- Your instructions -
Below are records to transcribe exactly, without their pictures.
□ □ □
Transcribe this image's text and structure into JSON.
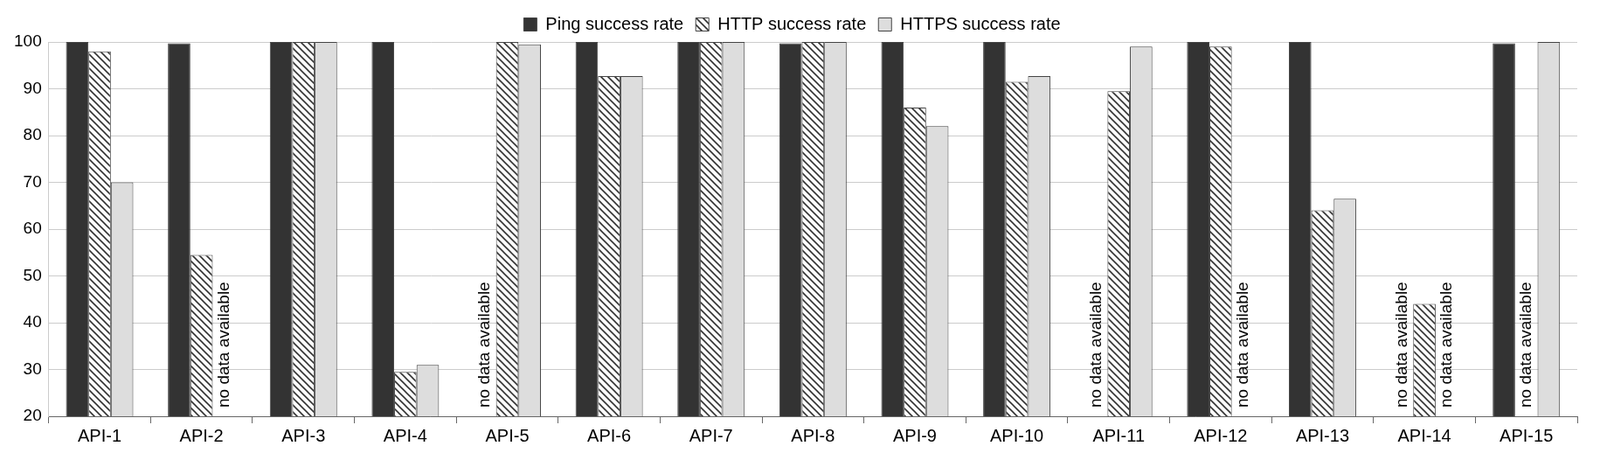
{
  "chart_data": {
    "type": "bar",
    "categories": [
      "API-1",
      "API-2",
      "API-3",
      "API-4",
      "API-5",
      "API-6",
      "API-7",
      "API-8",
      "API-9",
      "API-10",
      "API-11",
      "API-12",
      "API-13",
      "API-14",
      "API-15"
    ],
    "series": [
      {
        "name": "Ping success rate",
        "color": "#333333",
        "values": [
          100,
          99.7,
          100,
          100,
          null,
          100,
          100,
          99.7,
          100,
          100,
          null,
          100,
          100,
          null,
          99.7
        ]
      },
      {
        "name": "HTTP success rate",
        "color": "#333333",
        "marker": "hatch",
        "values": [
          98,
          54.5,
          100,
          29.5,
          100,
          92.7,
          100,
          100,
          86,
          91.5,
          89.5,
          99,
          64,
          44,
          null
        ]
      },
      {
        "name": "HTTPS success rate",
        "color": "#dddddd",
        "values": [
          70,
          null,
          100,
          31,
          99.5,
          92.7,
          100,
          100,
          82,
          92.7,
          99,
          null,
          66.5,
          null,
          100
        ]
      }
    ],
    "annotations": [
      {
        "category": "API-2",
        "series": "HTTPS success rate",
        "text": "no data available"
      },
      {
        "category": "API-5",
        "series": "Ping success rate",
        "text": "no data available"
      },
      {
        "category": "API-11",
        "series": "Ping success rate",
        "text": "no data available"
      },
      {
        "category": "API-12",
        "series": "HTTPS success rate",
        "text": "no data available"
      },
      {
        "category": "API-14",
        "series": "Ping success rate",
        "text": "no data available"
      },
      {
        "category": "API-14",
        "series": "HTTPS success rate",
        "text": "no data available"
      },
      {
        "category": "API-15",
        "series": "HTTP success rate",
        "text": "no data available"
      }
    ],
    "ylim": [
      20,
      100
    ],
    "yticks": [
      20,
      30,
      40,
      50,
      60,
      70,
      80,
      90,
      100
    ],
    "grid": true,
    "legend": "top"
  }
}
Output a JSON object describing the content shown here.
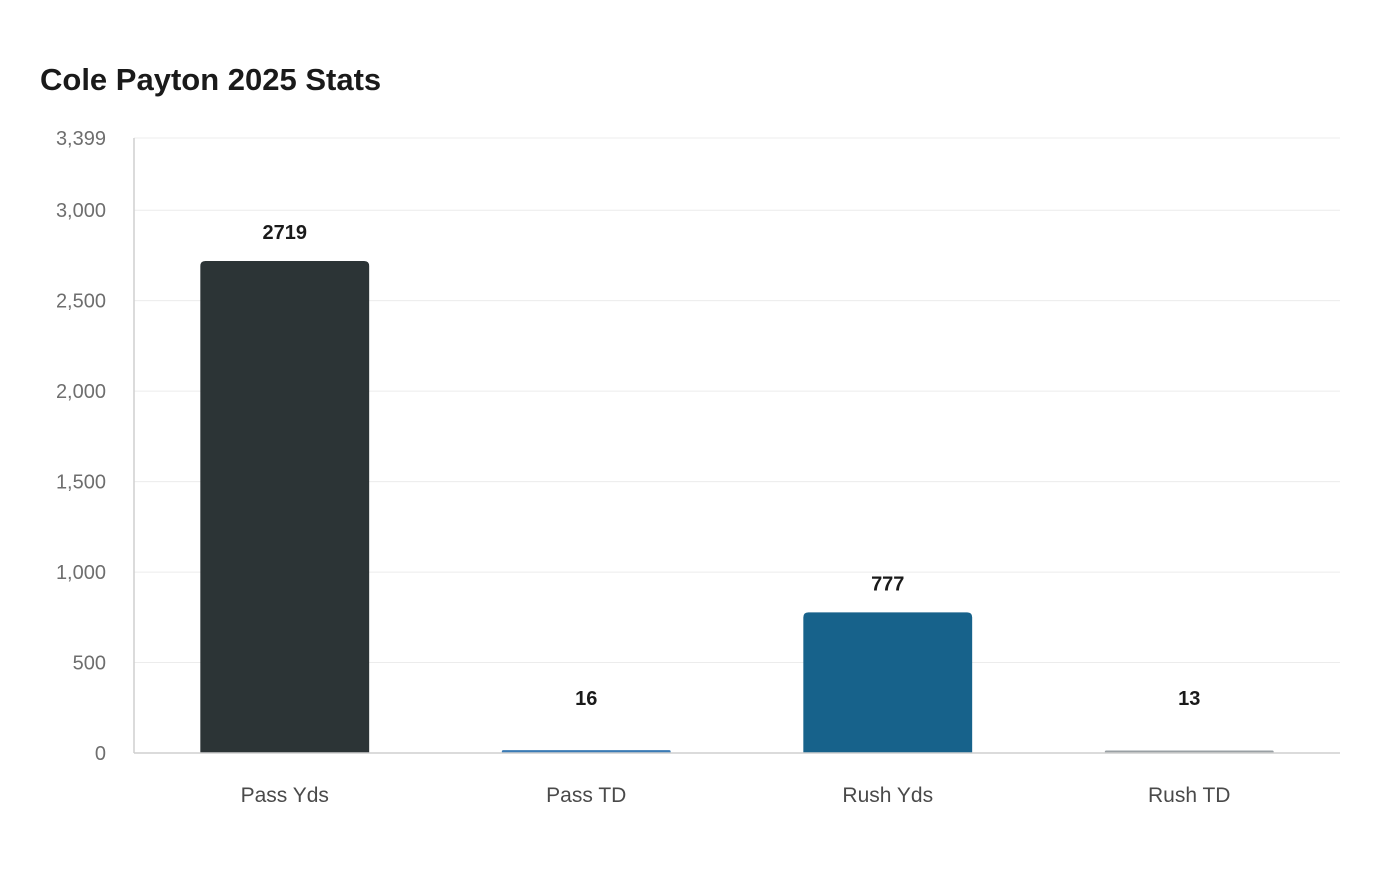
{
  "chart_data": {
    "type": "bar",
    "title": "Cole Payton 2025 Stats",
    "xlabel": "",
    "ylabel": "",
    "categories": [
      "Pass Yds",
      "Pass TD",
      "Rush Yds",
      "Rush TD"
    ],
    "values": [
      2719,
      16,
      777,
      13
    ],
    "colors": [
      "#2c3436",
      "#3b7bb5",
      "#17628b",
      "#9aa0a4"
    ],
    "ylim": [
      0,
      3399
    ],
    "yticks": [
      0,
      500,
      1000,
      1500,
      2000,
      2500,
      3000,
      3399
    ],
    "ytick_labels": [
      "0",
      "500",
      "1,000",
      "1,500",
      "2,000",
      "2,500",
      "3,000",
      "3,399"
    ],
    "grid": true,
    "legend": "none"
  }
}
□ □ □
- Final result -
Transcribe this image's text and structure into JSON.
{
  "chart_data": {
    "type": "bar",
    "categories": [
      "API-1",
      "API-2",
      "API-3",
      "API-4",
      "API-5",
      "API-6",
      "API-7",
      "API-8",
      "API-9",
      "API-10",
      "API-11",
      "API-12",
      "API-13",
      "API-14",
      "API-15"
    ],
    "series": [
      {
        "name": "Ping success rate",
        "color": "#333333",
        "values": [
          100,
          99.7,
          100,
          100,
          null,
          100,
          100,
          99.7,
          100,
          100,
          null,
          100,
          100,
          null,
          99.7
        ]
      },
      {
        "name": "HTTP success rate",
        "color": "#333333",
        "marker": "hatch",
        "values": [
          98,
          54.5,
          100,
          29.5,
          100,
          92.7,
          100,
          100,
          86,
          91.5,
          89.5,
          99,
          64,
          44,
          null
        ]
      },
      {
        "name": "HTTPS success rate",
        "color": "#dddddd",
        "values": [
          70,
          null,
          100,
          31,
          99.5,
          92.7,
          100,
          100,
          82,
          92.7,
          99,
          null,
          66.5,
          null,
          100
        ]
      }
    ],
    "annotations": [
      {
        "category": "API-2",
        "series": "HTTPS success rate",
        "text": "no data available"
      },
      {
        "category": "API-5",
        "series": "Ping success rate",
        "text": "no data available"
      },
      {
        "category": "API-11",
        "series": "Ping success rate",
        "text": "no data available"
      },
      {
        "category": "API-12",
        "series": "HTTPS success rate",
        "text": "no data available"
      },
      {
        "category": "API-14",
        "series": "Ping success rate",
        "text": "no data available"
      },
      {
        "category": "API-14",
        "series": "HTTPS success rate",
        "text": "no data available"
      },
      {
        "category": "API-15",
        "series": "HTTP success rate",
        "text": "no data available"
      }
    ],
    "ylim": [
      20,
      100
    ],
    "yticks": [
      20,
      30,
      40,
      50,
      60,
      70,
      80,
      90,
      100
    ],
    "grid": true,
    "legend": "top"
  }
}
Output a JSON object describing the content shown here.
{
  "chart_data": {
    "type": "bar",
    "title": "Cole Payton 2025 Stats",
    "xlabel": "",
    "ylabel": "",
    "categories": [
      "Pass Yds",
      "Pass TD",
      "Rush Yds",
      "Rush TD"
    ],
    "values": [
      2719,
      16,
      777,
      13
    ],
    "colors": [
      "#2c3436",
      "#3b7bb5",
      "#17628b",
      "#9aa0a4"
    ],
    "ylim": [
      0,
      3399
    ],
    "yticks": [
      0,
      500,
      1000,
      1500,
      2000,
      2500,
      3000,
      3399
    ],
    "ytick_labels": [
      "0",
      "500",
      "1,000",
      "1,500",
      "2,000",
      "2,500",
      "3,000",
      "3,399"
    ],
    "grid": true,
    "legend": "none"
  }
}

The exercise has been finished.